■ THE REQUEST:
Pick up the biographical entry on Oxenden below where it stops, writing on from its final sentence.

■ DOCUMENT SEGMENT:
#####

Leeds Abbey, Kent. His uncle Sir George, governor of Bombay, and his distant cousin, Henry Oxenden, the poet, are separately noticed. He was entered at Trinity Hall, Cambridge, as a scholar on 8 July 1667, graduated LL.B. 1673, M.A. per literas regias 1675, and LL.D. 1679, and on 14 July 1674 was incorporated at Oxford. Having been for some time a fellow of Trinity Hall, he was elected its master and admitted on 21 Feb. 1688-9, remaining in that position until his death. In 1692 he was appointed vice-chancellor of the university, and from 1695 to 1698 he represented it in parliament. On 12 July 1679 he was admitted to the College of Advocates; he became the regius professor of civil law at Cambridge in 1684, and succeeded Sir Thomas Exton [q. v.], who died in 1688, as official or dean of the arches, dean of the peculiars, and vicar-general to the Archbishop of Canterbury; but the date of his admission to these posts is given by Newcourt and others as '2 Feb. 1694.' He was also chancellor of the diocese of London. All these offices he retained for his life.
Oxenden contributed Latin verses to the collections of poems by members of Cambridge University on (1) the marriage of the Princess Anne, 1683; (2) the death of Charles and the accession of James, 1684-5; (3) the birth of the prince, 1688; (4) the accession of William and Mary, 1689; (5) the death of Queen Mary, 1694-5; (6) the death of the Duke of Gloucester, 1700; (7) the death of William and the accession of Anne, 1702. His conduct in the proceedings against Watson, the bishop of St. Davids, was censured in the address to the reader, prefixed to 'A large Review of the summary View of the Articles against the Bishop of St. Davids,' which is usually attributed to Robert Ferguson (d. 1714) [q. v.], and further disclosures were promised in a later tract. The reader was specially requested to compare Oxenden's lines in the Cambridge poems on the birth of the prince with his subsequent remarks on him and King James, who had previously forgiven and preferred him. Oxenden advised Tillotson, archbishop of Canterbury, on the legal points arising out of Burnet's consecration as Bishop of Salisbury (Birch, Life of Tillotson, p. 331).

#####

■ ENTRIES:
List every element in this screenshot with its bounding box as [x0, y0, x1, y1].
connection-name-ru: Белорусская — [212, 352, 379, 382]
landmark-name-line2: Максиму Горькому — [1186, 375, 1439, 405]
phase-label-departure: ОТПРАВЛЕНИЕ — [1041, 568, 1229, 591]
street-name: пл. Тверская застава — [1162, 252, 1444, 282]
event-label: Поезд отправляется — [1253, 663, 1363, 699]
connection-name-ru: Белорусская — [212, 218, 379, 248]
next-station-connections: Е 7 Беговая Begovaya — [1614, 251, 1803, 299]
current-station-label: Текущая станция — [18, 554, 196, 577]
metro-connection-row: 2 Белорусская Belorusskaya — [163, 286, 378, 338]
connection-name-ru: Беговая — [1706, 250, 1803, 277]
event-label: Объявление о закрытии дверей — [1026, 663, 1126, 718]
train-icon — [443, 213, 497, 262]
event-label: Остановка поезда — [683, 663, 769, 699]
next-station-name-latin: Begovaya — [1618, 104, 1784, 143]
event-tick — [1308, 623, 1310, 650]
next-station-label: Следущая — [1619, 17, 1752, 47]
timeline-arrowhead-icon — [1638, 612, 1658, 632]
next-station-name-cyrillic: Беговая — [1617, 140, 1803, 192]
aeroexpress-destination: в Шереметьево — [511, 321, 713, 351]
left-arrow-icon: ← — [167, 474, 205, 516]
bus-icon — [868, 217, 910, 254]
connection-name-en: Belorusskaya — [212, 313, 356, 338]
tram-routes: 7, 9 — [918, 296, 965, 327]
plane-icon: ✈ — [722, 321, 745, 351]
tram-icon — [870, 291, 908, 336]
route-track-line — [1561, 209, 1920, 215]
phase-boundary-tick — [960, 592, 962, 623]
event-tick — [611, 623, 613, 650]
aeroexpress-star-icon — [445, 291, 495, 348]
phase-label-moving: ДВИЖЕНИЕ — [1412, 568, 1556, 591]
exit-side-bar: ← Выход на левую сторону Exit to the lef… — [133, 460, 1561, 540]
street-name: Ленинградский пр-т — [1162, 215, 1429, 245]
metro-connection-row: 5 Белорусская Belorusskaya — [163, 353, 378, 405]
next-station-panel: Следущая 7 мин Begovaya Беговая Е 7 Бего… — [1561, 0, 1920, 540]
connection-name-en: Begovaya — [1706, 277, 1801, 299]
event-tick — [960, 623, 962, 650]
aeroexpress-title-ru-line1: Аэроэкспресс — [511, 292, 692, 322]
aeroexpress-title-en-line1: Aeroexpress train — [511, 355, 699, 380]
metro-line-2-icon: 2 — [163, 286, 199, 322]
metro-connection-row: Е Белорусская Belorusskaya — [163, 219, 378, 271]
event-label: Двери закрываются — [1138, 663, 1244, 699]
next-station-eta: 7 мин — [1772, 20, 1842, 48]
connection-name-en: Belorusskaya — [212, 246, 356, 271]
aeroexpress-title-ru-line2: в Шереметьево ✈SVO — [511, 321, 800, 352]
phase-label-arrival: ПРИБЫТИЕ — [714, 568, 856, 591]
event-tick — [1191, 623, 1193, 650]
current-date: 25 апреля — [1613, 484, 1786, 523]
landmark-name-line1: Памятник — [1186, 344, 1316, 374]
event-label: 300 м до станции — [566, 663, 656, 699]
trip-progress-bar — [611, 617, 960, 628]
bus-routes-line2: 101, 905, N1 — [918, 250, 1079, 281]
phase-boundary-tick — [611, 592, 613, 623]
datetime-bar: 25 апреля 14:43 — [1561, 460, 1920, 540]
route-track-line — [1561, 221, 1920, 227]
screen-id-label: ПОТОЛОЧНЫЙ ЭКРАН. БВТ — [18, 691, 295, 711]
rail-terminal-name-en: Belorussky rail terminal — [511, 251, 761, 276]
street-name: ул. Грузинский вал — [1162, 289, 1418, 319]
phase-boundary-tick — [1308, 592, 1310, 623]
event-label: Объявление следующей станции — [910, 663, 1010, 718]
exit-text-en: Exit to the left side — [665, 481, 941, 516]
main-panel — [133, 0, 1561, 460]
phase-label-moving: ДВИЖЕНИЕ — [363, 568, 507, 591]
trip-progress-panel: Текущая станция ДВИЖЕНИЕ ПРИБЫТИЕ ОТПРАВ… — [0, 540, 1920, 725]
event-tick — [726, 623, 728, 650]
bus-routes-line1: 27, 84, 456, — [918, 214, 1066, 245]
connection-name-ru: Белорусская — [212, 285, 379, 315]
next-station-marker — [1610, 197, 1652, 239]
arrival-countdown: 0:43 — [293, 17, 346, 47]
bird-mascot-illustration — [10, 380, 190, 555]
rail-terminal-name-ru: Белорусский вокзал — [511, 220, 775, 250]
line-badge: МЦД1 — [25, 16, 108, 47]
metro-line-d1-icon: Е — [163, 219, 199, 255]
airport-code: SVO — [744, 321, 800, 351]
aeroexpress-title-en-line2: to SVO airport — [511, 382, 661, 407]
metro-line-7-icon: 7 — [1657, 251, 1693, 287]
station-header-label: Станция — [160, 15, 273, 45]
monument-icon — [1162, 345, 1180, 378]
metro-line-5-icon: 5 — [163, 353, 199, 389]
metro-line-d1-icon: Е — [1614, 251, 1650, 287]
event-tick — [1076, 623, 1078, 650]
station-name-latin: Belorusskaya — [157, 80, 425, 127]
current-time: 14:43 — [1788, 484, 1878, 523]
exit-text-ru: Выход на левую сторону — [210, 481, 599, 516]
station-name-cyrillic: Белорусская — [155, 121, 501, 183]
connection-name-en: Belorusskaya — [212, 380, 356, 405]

#####

■ REPLY:
Oxenden died at Doctors' Commons on 20 or 21 Feb. 1702-3, and was buried with his ancestors at Wingham, in a vault under the south or Dene chancel. He gave 40l. for the purchase of books for the library at Trinity Hall, and intended to have founded a scholarship for a Kentish clergyman's son, but died before the matter was settled. His widow, however, left 150l. for an additional scholarship of the same kind. His wife Elizabeth, daughter of Sir Basil Dixwell of Broome, Kent, was one of the maids of honour to Queen Mary, and died at Bath on 18 Sept. 1704. Their eldest son, Henry (d. 1720), and his next brother, George, both succeeded to the family baronetcy.
Sir George Oxenden (1694-1775), an 'extremely handsome' man, married the eldest daughter and coheiress of Edmund Dunch [q. v.], and was notorious for his profligacy. He seduced his sister-in-law, Bell Dunch, wife of Mr. Thompson, and was thought to be the father of the third Earl of Orford. Sir George represented in parliament for many years the borough of Sandwich in Kent, and was in turn a lord of the admiralty and of the treasury. His character and his gallantries are painted in Lord Hervey's 'Memoirs' (ii. 346), Lady Mary Wortley Montagu's 'Works' (ii. 196, iii. 409), and Horace Walpole's 'Letters' (ed. Cunningham, i. 342, vii. 434). A half-length portrait of him was at Kimbolton Castle, the seat of the Duke of Manchester. He died at Dene in January 1775.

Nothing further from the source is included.